>> BEGIN Material for this exercise
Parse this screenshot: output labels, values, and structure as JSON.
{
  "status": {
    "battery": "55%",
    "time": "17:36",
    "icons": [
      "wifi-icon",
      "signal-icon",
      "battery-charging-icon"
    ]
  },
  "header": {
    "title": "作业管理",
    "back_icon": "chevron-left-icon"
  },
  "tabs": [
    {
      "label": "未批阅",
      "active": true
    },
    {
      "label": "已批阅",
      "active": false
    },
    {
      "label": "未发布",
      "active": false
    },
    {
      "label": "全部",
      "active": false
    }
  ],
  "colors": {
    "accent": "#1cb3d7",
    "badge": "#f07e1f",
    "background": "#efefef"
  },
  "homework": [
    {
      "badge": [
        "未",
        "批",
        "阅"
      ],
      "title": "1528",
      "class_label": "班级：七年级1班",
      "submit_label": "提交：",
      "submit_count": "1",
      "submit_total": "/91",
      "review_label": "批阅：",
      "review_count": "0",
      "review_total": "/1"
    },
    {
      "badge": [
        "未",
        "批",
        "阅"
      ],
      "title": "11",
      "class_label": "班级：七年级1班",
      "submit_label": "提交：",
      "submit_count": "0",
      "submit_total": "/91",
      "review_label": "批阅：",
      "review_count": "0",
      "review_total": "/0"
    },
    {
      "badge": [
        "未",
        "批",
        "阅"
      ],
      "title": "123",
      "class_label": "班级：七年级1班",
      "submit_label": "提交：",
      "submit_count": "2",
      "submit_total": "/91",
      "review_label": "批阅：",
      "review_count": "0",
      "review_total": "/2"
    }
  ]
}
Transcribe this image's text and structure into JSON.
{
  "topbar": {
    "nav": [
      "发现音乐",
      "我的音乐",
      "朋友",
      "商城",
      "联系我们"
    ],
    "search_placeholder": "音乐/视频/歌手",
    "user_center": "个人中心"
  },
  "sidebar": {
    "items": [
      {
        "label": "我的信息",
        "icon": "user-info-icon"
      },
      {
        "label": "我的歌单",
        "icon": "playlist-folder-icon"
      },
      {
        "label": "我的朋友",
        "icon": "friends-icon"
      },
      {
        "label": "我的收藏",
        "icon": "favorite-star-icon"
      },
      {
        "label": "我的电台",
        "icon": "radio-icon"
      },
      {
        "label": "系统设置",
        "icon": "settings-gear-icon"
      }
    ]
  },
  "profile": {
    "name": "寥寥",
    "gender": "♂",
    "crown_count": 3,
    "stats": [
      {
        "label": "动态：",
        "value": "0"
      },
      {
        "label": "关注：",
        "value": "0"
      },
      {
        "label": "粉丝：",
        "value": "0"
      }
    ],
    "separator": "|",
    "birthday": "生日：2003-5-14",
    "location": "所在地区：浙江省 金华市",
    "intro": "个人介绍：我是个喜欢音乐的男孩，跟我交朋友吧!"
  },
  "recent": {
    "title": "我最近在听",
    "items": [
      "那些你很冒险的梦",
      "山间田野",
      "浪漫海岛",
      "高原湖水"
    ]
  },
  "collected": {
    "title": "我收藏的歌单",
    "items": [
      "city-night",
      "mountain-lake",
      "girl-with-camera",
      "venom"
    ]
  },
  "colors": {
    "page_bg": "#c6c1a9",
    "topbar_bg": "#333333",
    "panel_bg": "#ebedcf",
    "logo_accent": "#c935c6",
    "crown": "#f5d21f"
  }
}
>> END Material for this exercise
• Do this: Copy each line of the entries that includes the word "title".

• Exercise solution:
    "title": "作业管理",
      "title": "1528",
      "title": "11",
      "title": "123",
    "title": "我最近在听",
    "title": "我收藏的歌单",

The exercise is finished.